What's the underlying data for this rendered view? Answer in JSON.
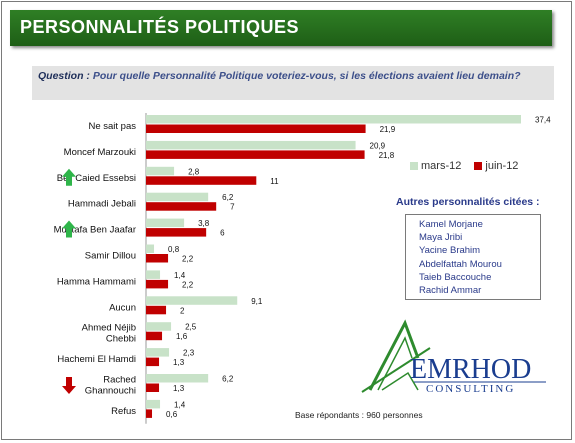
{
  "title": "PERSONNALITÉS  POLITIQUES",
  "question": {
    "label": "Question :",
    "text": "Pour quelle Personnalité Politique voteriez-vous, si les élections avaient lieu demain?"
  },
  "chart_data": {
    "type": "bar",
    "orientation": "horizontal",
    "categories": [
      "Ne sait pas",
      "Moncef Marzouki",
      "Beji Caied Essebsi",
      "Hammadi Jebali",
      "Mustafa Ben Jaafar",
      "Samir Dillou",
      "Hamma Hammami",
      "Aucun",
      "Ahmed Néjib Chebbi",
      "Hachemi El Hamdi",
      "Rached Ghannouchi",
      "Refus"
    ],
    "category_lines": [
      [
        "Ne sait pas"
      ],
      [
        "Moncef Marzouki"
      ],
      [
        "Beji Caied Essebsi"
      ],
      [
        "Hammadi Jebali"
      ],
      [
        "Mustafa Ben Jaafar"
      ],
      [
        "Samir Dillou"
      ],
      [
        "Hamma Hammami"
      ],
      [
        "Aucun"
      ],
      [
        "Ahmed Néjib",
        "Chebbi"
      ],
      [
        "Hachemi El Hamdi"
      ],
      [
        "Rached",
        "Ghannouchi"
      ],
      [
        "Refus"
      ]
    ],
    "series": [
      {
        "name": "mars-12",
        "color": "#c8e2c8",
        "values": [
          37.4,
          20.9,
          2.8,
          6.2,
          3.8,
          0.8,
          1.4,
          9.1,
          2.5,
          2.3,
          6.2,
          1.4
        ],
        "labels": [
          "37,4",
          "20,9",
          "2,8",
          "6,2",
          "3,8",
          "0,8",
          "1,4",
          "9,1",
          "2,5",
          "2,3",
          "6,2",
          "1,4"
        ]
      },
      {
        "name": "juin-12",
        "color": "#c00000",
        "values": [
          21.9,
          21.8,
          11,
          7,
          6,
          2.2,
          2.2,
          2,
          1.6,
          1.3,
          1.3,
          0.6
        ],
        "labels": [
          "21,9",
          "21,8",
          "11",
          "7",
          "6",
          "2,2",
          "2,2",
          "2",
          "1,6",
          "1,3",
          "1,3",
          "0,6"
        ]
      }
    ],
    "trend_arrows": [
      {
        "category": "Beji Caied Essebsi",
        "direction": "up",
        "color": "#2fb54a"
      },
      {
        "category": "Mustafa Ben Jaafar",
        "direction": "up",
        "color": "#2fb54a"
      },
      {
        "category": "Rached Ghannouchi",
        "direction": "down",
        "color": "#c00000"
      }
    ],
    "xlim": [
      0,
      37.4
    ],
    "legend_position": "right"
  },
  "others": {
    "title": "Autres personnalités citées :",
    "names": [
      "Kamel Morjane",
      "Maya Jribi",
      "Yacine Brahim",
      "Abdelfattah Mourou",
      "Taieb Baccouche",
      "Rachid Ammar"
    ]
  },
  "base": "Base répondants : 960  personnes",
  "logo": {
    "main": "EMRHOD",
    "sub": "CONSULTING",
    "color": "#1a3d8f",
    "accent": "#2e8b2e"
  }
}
┄┄┄┄┄┄┄┄┄┄┄┄┄┄┄┄┄┄┄┄
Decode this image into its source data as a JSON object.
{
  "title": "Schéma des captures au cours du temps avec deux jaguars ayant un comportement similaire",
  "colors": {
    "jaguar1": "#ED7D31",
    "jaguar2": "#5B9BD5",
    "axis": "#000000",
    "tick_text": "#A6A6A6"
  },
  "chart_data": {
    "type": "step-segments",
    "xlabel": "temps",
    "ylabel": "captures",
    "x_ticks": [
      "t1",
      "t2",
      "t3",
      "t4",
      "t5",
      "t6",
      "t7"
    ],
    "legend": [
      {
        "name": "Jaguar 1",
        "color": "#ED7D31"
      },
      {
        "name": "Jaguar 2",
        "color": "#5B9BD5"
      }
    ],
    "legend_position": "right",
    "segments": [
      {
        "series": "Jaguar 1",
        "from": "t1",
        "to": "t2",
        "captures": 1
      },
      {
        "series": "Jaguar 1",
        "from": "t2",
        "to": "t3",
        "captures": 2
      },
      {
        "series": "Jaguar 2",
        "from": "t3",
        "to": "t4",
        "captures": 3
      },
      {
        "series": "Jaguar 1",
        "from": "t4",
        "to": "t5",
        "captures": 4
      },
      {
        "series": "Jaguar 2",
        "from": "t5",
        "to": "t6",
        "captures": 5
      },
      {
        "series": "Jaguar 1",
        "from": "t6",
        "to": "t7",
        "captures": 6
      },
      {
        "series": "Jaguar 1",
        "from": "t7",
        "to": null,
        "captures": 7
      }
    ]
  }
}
┄┄┄┄┄┄┄┄┄┄┄┄┄┄┄┄┄┄┄┄
[Task description]
Return every line from the records above that holds the word "Mustafa".

[Exercise result]
      "Mustafa Ben Jaafar",
        "Mustafa Ben Jaafar"
        "category": "Mustafa Ben Jaafar",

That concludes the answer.